__WORK TO DO__: Copy each line of the listing below exactly.

(Data extracted from a collection)
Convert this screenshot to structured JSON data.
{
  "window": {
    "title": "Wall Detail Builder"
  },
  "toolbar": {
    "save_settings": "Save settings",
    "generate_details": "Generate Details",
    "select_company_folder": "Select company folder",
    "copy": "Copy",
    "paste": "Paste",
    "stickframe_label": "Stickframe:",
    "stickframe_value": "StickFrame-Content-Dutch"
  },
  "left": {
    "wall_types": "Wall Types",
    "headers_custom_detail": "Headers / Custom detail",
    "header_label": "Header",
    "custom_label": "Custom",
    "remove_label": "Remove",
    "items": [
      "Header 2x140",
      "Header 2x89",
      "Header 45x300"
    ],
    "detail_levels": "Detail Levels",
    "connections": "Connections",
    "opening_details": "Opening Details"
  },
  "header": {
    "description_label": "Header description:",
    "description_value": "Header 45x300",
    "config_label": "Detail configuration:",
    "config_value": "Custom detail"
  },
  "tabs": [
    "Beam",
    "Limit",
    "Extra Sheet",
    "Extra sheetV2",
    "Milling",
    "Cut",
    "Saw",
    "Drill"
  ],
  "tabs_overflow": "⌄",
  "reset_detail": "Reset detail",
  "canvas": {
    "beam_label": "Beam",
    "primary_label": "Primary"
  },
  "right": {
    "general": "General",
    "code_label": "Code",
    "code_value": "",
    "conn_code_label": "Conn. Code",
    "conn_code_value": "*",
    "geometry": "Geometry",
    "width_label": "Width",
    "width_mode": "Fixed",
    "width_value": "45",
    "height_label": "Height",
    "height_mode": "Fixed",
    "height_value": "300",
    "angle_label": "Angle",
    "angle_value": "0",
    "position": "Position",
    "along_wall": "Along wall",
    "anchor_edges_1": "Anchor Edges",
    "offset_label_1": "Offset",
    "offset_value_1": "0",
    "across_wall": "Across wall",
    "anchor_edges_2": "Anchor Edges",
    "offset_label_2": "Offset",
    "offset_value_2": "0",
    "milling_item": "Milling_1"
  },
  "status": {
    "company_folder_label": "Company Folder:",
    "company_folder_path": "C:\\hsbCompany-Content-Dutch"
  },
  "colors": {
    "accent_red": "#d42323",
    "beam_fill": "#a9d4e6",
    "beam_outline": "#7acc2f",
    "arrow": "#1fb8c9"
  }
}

__REPLY__:
Convert this screenshot to structured JSON data.
{
  "window": {
    "title": "Wall Detail Builder"
  },
  "toolbar": {
    "save_settings": "Save settings",
    "generate_details": "Generate Details",
    "select_company_folder": "Select company folder",
    "copy": "Copy",
    "paste": "Paste",
    "stickframe_label": "Stickframe:",
    "stickframe_value": "StickFrame-Content-Dutch"
  },
  "left": {
    "wall_types": "Wall Types",
    "headers_custom_detail": "Headers / Custom detail",
    "header_label": "Header",
    "custom_label": "Custom",
    "remove_label": "Remove",
    "items": [
      "Header 2x140",
      "Header 2x89",
      "Header 45x300"
    ],
    "detail_levels": "Detail Levels",
    "connections": "Connections",
    "opening_details": "Opening Details"
  },
  "header": {
    "description_label": "Header description:",
    "description_value": "Header 45x300",
    "config_label": "Detail configuration:",
    "config_value": "Custom detail"
  },
  "tabs": [
    "Beam",
    "Limit",
    "Extra Sheet",
    "Extra sheetV2",
    "Milling",
    "Cut",
    "Saw",
    "Drill"
  ],
  "tabs_overflow": "⌄",
  "reset_detail": "Reset detail",
  "canvas": {
    "beam_label": "Beam",
    "primary_label": "Primary"
  },
  "right": {
    "general": "General",
    "code_label": "Code",
    "code_value": "",
    "conn_code_label": "Conn. Code",
    "conn_code_value": "*",
    "geometry": "Geometry",
    "width_label": "Width",
    "width_mode": "Fixed",
    "width_value": "45",
    "height_label": "Height",
    "height_mode": "Fixed",
    "height_value": "300",
    "angle_label": "Angle",
    "angle_value": "0",
    "position": "Position",
    "along_wall": "Along wall",
    "anchor_edges_1": "Anchor Edges",
    "offset_label_1": "Offset",
    "offset_value_1": "0",
    "across_wall": "Across wall",
    "anchor_edges_2": "Anchor Edges",
    "offset_label_2": "Offset",
    "offset_value_2": "0",
    "milling_item": "Milling_1"
  },
  "status": {
    "company_folder_label": "Company Folder:",
    "company_folder_path": "C:\\hsbCompany-Content-Dutch"
  },
  "colors": {
    "accent_red": "#d42323",
    "beam_fill": "#a9d4e6",
    "beam_outline": "#7acc2f",
    "arrow": "#1fb8c9"
  }
}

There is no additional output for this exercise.